§ **Material for this task**:
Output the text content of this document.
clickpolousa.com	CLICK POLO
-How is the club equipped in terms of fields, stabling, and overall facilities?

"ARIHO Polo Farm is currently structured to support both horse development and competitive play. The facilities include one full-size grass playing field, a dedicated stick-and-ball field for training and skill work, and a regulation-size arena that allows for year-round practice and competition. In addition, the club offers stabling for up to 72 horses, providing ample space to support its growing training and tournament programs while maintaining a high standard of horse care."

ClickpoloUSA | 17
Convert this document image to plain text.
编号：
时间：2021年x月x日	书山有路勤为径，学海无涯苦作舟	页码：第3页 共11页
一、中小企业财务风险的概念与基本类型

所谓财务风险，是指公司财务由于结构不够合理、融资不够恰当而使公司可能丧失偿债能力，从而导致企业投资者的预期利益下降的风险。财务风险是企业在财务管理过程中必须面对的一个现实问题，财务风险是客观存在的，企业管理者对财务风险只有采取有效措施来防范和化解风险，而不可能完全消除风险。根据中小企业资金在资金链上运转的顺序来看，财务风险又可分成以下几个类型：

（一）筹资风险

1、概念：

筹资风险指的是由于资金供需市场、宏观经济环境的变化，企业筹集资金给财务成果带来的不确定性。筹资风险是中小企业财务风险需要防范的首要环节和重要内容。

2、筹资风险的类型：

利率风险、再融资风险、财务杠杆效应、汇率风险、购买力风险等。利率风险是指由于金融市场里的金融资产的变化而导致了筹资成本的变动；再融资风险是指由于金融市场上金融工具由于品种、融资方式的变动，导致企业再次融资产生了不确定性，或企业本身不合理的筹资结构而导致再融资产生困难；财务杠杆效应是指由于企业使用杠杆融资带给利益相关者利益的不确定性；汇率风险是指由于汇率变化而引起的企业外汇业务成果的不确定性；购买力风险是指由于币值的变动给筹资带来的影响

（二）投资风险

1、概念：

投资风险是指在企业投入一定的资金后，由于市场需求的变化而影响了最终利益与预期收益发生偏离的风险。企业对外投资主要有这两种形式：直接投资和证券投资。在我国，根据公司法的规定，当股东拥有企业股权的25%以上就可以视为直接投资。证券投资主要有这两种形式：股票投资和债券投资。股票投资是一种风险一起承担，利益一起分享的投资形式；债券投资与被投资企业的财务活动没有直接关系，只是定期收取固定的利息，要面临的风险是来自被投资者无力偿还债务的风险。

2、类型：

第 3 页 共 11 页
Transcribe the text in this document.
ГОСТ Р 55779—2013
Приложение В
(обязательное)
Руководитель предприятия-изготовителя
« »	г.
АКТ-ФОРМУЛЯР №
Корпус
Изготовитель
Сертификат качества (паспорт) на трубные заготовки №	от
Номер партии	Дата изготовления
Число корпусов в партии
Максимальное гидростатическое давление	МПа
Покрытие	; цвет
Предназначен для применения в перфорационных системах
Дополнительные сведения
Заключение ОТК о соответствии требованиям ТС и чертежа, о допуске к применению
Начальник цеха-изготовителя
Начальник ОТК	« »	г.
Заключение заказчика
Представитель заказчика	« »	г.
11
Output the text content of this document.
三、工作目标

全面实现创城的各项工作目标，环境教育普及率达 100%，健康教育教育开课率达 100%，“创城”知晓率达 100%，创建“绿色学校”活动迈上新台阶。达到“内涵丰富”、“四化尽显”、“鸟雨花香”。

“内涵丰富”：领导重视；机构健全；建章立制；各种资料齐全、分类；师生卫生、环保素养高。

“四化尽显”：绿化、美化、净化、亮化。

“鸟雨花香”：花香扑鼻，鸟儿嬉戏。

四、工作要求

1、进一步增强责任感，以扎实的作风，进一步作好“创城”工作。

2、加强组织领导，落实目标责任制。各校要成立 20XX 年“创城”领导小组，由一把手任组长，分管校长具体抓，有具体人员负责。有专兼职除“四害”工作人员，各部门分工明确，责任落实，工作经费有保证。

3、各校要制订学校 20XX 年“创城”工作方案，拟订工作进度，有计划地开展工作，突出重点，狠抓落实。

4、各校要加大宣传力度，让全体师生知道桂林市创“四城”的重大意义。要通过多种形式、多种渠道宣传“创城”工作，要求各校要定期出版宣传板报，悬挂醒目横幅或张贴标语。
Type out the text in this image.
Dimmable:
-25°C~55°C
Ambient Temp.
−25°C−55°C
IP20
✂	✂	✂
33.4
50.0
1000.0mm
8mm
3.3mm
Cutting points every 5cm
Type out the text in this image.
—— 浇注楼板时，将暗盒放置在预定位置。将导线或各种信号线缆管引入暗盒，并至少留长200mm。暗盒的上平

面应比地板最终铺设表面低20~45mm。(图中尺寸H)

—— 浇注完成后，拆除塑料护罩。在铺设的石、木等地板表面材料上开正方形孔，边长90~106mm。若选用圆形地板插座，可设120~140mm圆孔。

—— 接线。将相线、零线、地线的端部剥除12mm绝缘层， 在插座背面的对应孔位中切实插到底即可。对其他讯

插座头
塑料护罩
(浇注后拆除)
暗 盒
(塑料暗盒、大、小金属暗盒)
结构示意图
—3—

§ **What you will do**:
Determine how many of the lines above hold the word "document", and output that number by itself.

§ **Answer to the task**:
4